**Your objective**
Spot each line in the records below where the word "value" occurs, then copy it.

**Extracted information**
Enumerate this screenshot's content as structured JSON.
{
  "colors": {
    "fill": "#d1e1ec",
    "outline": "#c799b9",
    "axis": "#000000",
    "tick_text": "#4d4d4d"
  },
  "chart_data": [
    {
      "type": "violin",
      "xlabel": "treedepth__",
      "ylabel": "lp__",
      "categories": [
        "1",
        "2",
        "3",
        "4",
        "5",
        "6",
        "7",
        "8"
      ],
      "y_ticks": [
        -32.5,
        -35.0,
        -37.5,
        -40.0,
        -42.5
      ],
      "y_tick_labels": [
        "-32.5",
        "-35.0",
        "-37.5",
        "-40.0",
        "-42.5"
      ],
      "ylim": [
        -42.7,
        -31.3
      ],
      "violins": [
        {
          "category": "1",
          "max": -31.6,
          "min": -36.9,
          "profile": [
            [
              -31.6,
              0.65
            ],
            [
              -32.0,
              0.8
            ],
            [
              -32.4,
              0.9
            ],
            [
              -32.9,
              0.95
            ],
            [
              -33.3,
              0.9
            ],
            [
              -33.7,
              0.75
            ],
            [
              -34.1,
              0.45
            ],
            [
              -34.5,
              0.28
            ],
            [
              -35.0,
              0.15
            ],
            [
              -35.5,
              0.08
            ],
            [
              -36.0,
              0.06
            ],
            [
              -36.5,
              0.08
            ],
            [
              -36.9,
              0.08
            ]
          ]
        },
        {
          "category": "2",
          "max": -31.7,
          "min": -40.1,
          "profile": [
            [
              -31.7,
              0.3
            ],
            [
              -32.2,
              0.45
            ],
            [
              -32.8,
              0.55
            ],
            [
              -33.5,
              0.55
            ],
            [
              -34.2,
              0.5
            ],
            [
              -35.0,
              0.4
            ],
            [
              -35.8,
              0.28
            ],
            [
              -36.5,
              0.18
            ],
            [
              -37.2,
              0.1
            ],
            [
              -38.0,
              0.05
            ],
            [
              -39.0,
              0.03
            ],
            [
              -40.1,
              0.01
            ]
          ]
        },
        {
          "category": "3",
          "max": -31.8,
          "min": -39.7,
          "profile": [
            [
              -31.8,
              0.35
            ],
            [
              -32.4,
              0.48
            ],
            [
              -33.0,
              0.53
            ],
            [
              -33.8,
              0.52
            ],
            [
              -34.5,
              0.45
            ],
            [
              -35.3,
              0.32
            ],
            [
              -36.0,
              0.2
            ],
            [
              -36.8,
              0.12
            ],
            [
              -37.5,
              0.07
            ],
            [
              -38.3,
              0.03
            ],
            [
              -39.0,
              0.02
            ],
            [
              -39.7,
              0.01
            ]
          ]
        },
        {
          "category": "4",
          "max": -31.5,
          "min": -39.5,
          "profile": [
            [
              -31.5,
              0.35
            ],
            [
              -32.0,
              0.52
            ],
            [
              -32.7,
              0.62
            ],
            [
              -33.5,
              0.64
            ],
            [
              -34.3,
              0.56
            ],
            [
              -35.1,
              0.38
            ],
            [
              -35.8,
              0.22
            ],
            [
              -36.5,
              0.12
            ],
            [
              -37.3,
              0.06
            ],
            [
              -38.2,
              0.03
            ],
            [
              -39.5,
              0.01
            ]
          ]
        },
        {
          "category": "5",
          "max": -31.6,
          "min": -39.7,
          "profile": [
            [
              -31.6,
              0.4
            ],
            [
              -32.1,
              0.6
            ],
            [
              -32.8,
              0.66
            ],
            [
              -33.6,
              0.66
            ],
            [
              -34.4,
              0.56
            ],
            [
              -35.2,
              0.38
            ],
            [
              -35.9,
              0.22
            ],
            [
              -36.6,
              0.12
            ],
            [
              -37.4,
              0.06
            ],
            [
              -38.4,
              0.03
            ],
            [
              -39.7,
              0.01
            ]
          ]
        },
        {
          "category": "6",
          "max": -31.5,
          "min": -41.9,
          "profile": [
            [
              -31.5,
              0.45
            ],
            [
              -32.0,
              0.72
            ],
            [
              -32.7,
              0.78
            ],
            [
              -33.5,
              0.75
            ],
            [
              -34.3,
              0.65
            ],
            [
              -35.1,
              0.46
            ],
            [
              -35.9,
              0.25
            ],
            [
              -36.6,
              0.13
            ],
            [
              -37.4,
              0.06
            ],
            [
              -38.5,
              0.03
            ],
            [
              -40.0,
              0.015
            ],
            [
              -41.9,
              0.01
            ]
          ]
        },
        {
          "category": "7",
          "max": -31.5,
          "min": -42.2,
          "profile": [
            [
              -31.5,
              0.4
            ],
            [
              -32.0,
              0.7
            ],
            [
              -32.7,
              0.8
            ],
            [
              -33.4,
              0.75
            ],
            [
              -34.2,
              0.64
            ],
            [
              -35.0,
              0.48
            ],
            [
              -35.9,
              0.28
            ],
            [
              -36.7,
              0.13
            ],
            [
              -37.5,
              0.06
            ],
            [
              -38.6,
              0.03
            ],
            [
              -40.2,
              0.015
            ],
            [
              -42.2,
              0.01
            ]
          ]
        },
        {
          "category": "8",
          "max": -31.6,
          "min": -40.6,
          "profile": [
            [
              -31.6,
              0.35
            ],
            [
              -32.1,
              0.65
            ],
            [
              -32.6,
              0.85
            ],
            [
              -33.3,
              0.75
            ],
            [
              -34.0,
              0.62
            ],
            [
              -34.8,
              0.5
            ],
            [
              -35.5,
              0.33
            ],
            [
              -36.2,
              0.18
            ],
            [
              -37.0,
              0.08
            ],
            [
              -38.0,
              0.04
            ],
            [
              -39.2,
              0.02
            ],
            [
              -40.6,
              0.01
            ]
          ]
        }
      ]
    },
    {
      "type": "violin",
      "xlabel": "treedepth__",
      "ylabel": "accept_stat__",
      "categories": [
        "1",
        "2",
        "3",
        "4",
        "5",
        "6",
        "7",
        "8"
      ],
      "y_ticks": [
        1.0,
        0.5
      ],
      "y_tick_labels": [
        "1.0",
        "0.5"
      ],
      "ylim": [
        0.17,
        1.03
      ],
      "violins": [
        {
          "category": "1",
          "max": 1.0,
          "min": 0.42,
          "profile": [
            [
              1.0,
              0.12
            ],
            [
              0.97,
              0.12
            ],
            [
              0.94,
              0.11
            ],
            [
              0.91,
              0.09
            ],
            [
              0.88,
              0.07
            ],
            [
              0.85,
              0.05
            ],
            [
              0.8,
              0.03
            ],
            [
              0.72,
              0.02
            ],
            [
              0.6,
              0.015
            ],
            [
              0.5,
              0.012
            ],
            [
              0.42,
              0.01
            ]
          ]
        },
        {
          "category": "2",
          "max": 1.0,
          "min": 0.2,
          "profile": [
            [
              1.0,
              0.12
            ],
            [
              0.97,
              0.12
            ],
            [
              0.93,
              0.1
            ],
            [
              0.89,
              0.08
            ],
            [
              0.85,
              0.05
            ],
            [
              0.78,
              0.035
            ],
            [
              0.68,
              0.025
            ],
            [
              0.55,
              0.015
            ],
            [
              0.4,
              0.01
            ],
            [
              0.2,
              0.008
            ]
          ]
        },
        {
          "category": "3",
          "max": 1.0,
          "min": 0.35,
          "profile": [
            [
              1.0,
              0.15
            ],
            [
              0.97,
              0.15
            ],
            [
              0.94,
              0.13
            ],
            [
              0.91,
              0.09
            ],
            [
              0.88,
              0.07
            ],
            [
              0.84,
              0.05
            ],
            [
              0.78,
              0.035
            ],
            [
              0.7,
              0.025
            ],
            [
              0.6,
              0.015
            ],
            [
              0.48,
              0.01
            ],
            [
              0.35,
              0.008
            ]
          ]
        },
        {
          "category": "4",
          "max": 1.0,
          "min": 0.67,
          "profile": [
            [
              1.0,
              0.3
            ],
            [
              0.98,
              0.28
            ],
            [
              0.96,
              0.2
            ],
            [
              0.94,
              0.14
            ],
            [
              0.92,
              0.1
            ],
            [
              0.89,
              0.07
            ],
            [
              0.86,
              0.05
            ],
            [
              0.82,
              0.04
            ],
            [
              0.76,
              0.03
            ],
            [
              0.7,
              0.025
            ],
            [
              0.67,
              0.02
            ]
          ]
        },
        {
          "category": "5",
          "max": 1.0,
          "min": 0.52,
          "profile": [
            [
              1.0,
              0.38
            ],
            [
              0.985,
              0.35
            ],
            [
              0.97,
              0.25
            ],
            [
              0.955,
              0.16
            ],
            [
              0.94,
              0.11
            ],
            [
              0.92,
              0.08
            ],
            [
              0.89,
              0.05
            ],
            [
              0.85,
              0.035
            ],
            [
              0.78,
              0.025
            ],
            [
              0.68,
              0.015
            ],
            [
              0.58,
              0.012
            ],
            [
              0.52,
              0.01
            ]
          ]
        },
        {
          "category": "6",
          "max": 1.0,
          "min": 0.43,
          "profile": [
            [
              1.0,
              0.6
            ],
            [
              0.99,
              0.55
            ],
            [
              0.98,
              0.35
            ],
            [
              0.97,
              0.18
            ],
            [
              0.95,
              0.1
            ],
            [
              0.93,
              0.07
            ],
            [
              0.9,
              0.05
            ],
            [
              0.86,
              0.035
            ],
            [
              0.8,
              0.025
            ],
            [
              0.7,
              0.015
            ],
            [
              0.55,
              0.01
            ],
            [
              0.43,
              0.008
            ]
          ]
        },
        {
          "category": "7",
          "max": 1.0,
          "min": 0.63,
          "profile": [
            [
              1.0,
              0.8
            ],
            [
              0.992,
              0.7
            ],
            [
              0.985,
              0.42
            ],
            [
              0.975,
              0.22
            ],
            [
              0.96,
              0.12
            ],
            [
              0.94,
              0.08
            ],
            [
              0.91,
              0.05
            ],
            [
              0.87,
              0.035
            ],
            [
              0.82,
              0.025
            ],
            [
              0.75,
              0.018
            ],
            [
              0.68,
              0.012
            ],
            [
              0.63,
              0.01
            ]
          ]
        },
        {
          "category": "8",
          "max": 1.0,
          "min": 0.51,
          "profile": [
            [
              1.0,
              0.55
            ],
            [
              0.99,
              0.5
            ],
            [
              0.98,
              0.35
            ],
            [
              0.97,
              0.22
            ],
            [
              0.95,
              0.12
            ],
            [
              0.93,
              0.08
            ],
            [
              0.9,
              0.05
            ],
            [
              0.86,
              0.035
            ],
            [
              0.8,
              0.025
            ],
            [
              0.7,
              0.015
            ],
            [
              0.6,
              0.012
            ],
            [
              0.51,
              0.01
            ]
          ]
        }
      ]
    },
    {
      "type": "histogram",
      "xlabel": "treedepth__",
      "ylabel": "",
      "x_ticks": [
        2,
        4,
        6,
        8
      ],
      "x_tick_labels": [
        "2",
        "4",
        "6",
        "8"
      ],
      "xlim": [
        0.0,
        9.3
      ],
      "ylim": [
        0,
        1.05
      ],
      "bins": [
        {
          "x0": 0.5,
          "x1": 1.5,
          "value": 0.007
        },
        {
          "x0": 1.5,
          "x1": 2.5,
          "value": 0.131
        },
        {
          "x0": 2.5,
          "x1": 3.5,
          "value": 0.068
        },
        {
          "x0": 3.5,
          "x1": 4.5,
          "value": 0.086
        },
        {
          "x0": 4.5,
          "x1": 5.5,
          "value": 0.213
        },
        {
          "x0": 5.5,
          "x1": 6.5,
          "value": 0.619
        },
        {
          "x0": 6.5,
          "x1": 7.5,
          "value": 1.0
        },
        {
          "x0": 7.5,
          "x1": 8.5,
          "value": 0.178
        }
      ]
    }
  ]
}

**Result of the exercise**
          "value": 0.007
          "value": 0.131
          "value": 0.068
          "value": 0.086
          "value": 0.213
          "value": 0.619
          "value": 1.0
          "value": 0.178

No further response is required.